**Exercise input**
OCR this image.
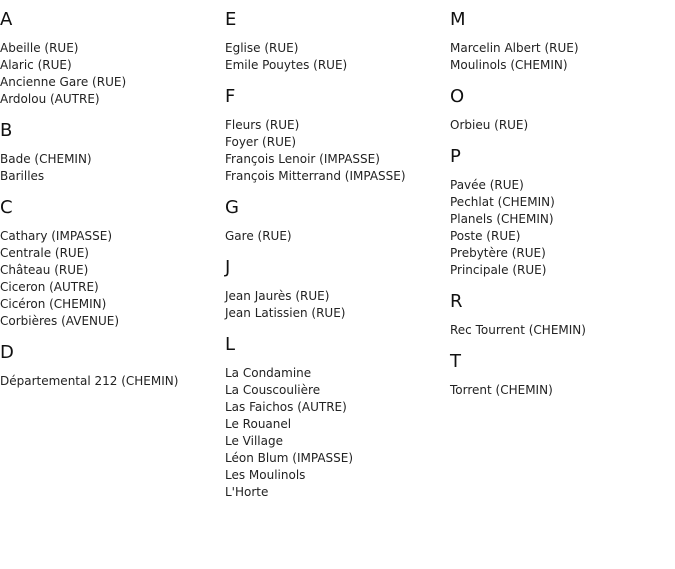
A
Abeille (RUE)
Alaric (RUE)
Ancienne Gare (RUE)
Ardolou (AUTRE)
B
Bade (CHEMIN)
Barilles
C
Cathary (IMPASSE)
Centrale (RUE)
Château (RUE)
Ciceron (AUTRE)
Cicéron (CHEMIN)
Corbières (AVENUE)
D
Départemental 212 (CHEMIN)
E
Eglise (RUE)
Emile Pouytes (RUE)
F
Fleurs (RUE)
Foyer (RUE)
François Lenoir (IMPASSE)
François Mitterrand (IMPASSE)
G
Gare (RUE)
J
Jean Jaurès (RUE)
Jean Latissien (RUE)
L
La Condamine
La Couscoulière
Las Faichos (AUTRE)
Le Rouanel
Le Village
Léon Blum (IMPASSE)
Les Moulinols
L'Horte
M
Marcelin Albert (RUE)
Moulinols (CHEMIN)
O
Orbieu (RUE)
P
Pavée (RUE)
Pechlat (CHEMIN)
Planels (CHEMIN)
Poste (RUE)
Prebytère (RUE)
Principale (RUE)
R
Rec Tourrent (CHEMIN)
T
Torrent (CHEMIN)
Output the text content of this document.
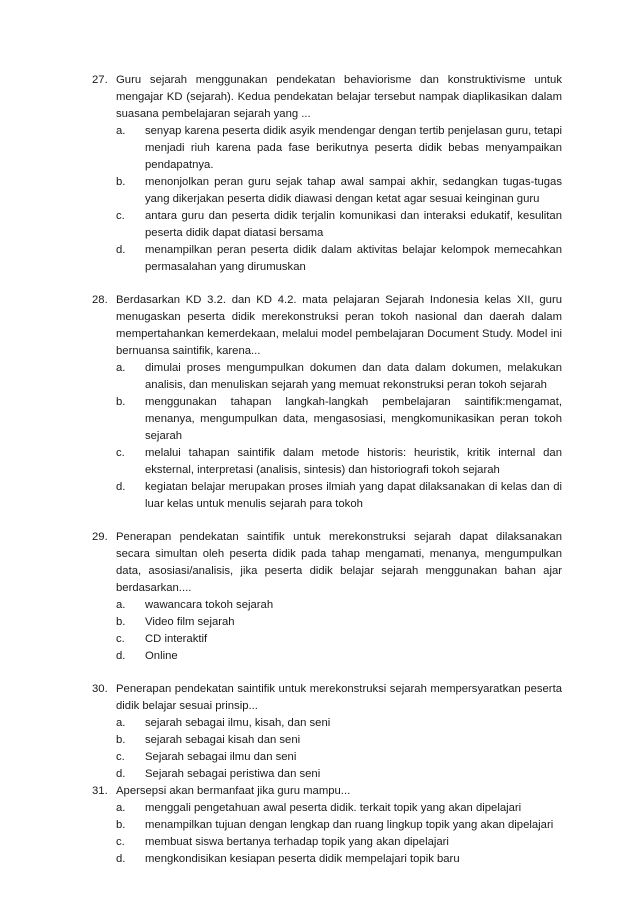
27. Guru sejarah menggunakan pendekatan behaviorisme dan konstruktivisme untuk mengajar KD (sejarah). Kedua pendekatan belajar tersebut nampak diaplikasikan dalam suasana pembelajaran sejarah yang ...
a. senyap karena peserta didik asyik mendengar dengan tertib penjelasan guru, tetapi menjadi riuh karena pada fase berikutnya peserta didik bebas menyampaikan pendapatnya.
b. menonjolkan peran guru sejak tahap awal sampai akhir, sedangkan tugas-tugas yang dikerjakan peserta didik diawasi dengan ketat agar sesuai keinginan guru
c. antara guru dan peserta didik terjalin komunikasi dan interaksi edukatif, kesulitan peserta didik dapat diatasi bersama
d. menampilkan peran peserta didik dalam aktivitas belajar kelompok memecahkan permasalahan yang dirumuskan
28. Berdasarkan KD 3.2. dan KD 4.2. mata pelajaran Sejarah Indonesia kelas XII, guru menugaskan peserta didik merekonstruksi peran tokoh nasional dan daerah dalam mempertahankan kemerdekaan, melalui model pembelajaran Document Study. Model ini bernuansa saintifik, karena...
a. dimulai proses mengumpulkan dokumen dan data dalam dokumen, melakukan analisis, dan menuliskan sejarah yang memuat rekonstruksi peran tokoh sejarah
b. menggunakan tahapan langkah-langkah pembelajaran saintifik:mengamat, menanya, mengumpulkan data, mengasosiasi, mengkomunikasikan peran tokoh sejarah
c. melalui tahapan saintifik dalam metode historis: heuristik, kritik internal dan eksternal, interpretasi (analisis, sintesis) dan historiografi tokoh sejarah
d. kegiatan belajar merupakan proses ilmiah yang dapat dilaksanakan di kelas dan di luar kelas untuk menulis sejarah para tokoh
29. Penerapan pendekatan saintifik untuk merekonstruksi sejarah dapat dilaksanakan secara simultan oleh peserta didik pada tahap mengamati, menanya, mengumpulkan data, asosiasi/analisis, jika peserta didik belajar sejarah menggunakan bahan ajar berdasarkan....
a. wawancara tokoh sejarah
b. Video film sejarah
c. CD interaktif
d. Online
30. Penerapan pendekatan saintifik untuk merekonstruksi sejarah mempersyaratkan peserta didik belajar sesuai prinsip...
a. sejarah sebagai ilmu, kisah, dan seni
b. sejarah sebagai kisah dan seni
c. Sejarah sebagai ilmu dan seni
d. Sejarah sebagai peristiwa dan seni
31. Apersepsi akan bermanfaat jika guru mampu...
a. menggali pengetahuan awal peserta didik. terkait topik yang akan dipelajari
b. menampilkan tujuan dengan lengkap dan ruang lingkup topik yang akan dipelajari
c. membuat siswa bertanya terhadap topik yang akan dipelajari
d. mengkondisikan kesiapan peserta didik mempelajari topik baru
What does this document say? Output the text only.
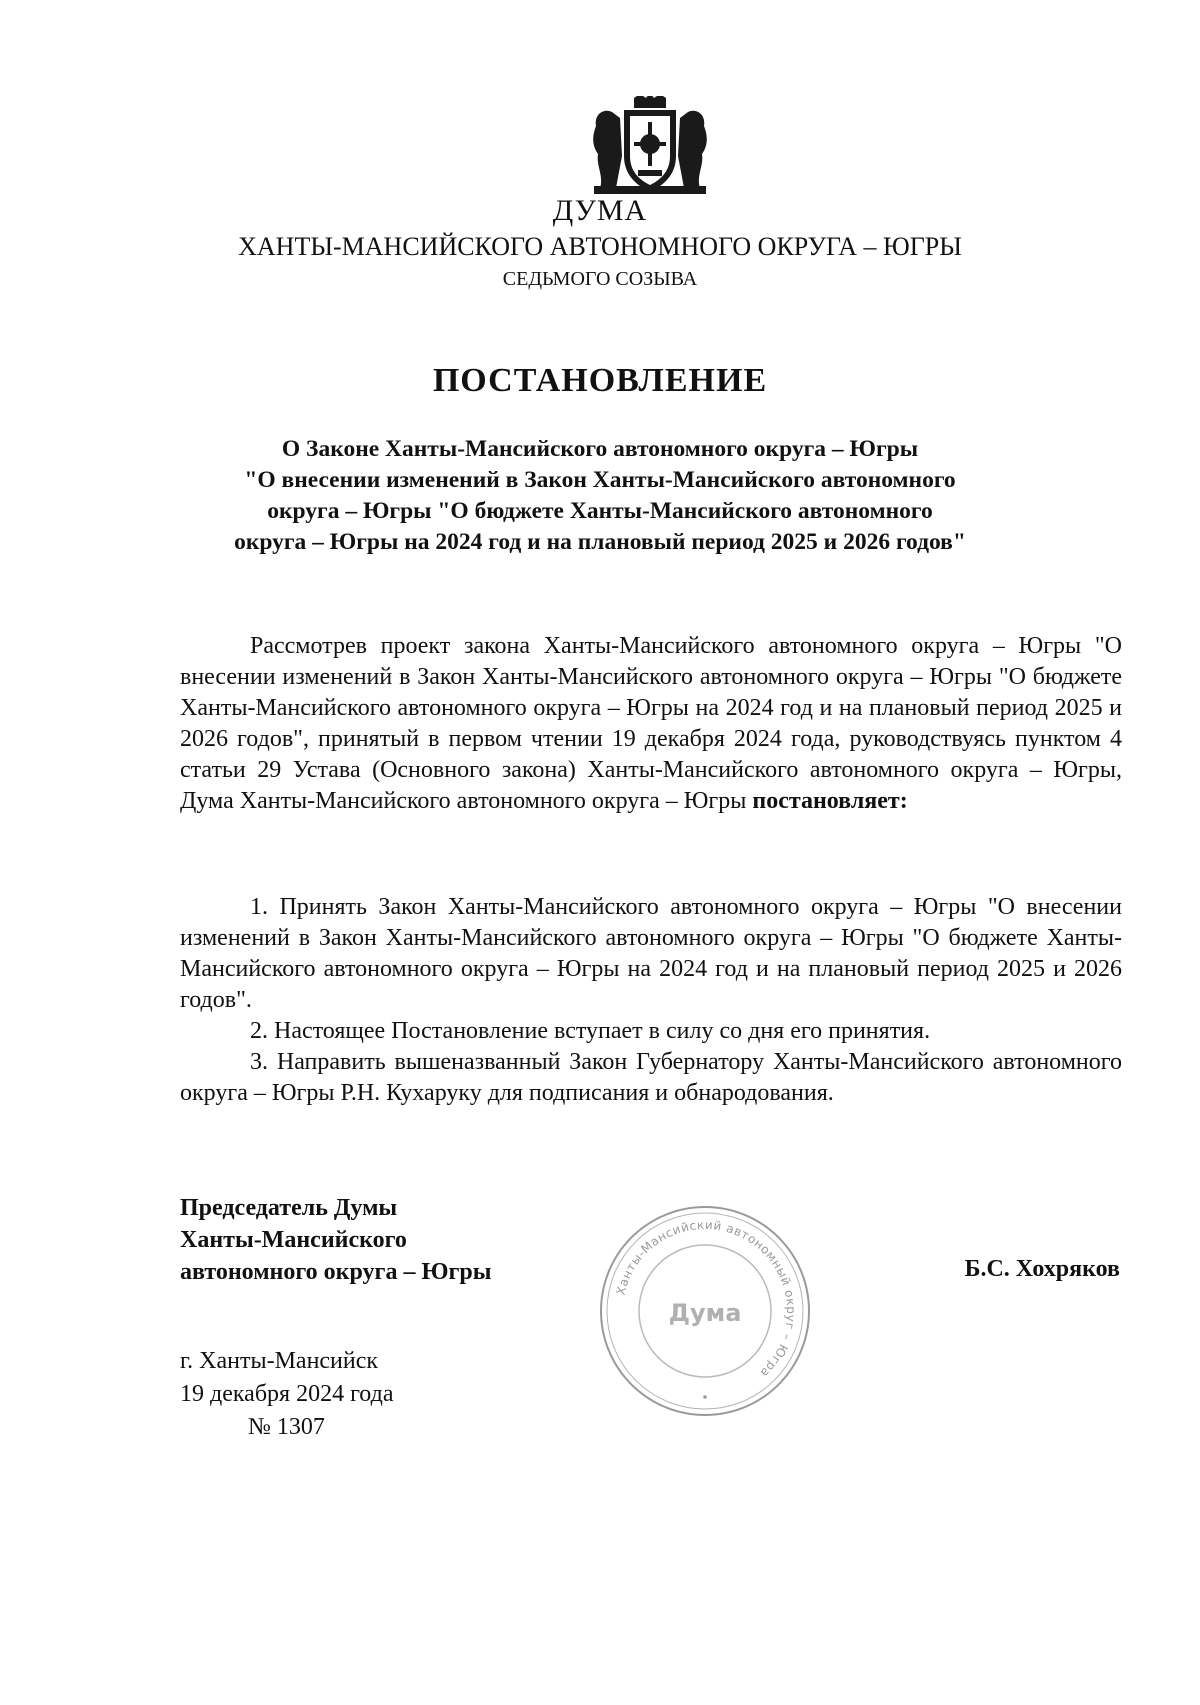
ДУМА
ХАНТЫ-МАНСИЙСКОГО АВТОНОМНОГО ОКРУГА – ЮГРЫ
СЕДЬМОГО СОЗЫВА
ПОСТАНОВЛЕНИЕ
О Законе Ханты-Мансийского автономного округа – Югры
"О внесении изменений в Закон Ханты-Мансийского автономного
округа – Югры "О бюджете Ханты-Мансийского автономного
округа – Югры на 2024 год и на плановый период 2025 и 2026 годов"
Рассмотрев проект закона Ханты-Мансийского автономного округа – Югры "О внесении изменений в Закон Ханты-Мансийского автономного округа – Югры "О бюджете Ханты-Мансийского автономного округа – Югры на 2024 год и на плановый период 2025 и 2026 годов", принятый в первом чтении 19 декабря 2024 года, руководствуясь пунктом 4 статьи 29 Устава (Основного закона) Ханты-Мансийского автономного округа – Югры, Дума Ханты-Мансийского автономного округа – Югры постановляет:

1. Принять Закон Ханты-Мансийского автономного округа – Югры "О внесении изменений в Закон Ханты-Мансийского автономного округа – Югры "О бюджете Ханты-Мансийского автономного округа – Югры на 2024 год и на плановый период 2025 и 2026 годов".

2. Настоящее Постановление вступает в силу со дня его принятия.

3. Направить вышеназванный Закон Губернатору Ханты-Мансийского автономного округа – Югры Р.Н. Кухаруку для подписания и обнародования.

Председатель Думы
Ханты-Мансийского
автономного округа – Югры	Б.С. Хохряков
Ханты-Мансийский автономный округ – Югра
Дума
г. Ханты-Мансийск
19 декабря 2024 года
№ 1307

**Exercise description**
Pick out and copy the lines of the entries that hold the string "melalui".

**The answer**
28. Berdasarkan KD 3.2. dan KD 4.2. mata pelajaran Sejarah Indonesia kelas XII, guru menugaskan peserta didik merekonstruksi peran tokoh nasional dan daerah dalam mempertahankan kemerdekaan, melalui model pembelajaran Document Study. Model ini bernuansa saintifik, karena...
c. melalui tahapan saintifik dalam metode historis: heuristik, kritik internal dan eksternal, interpretasi (analisis, sintesis) dan historiografi tokoh sejarah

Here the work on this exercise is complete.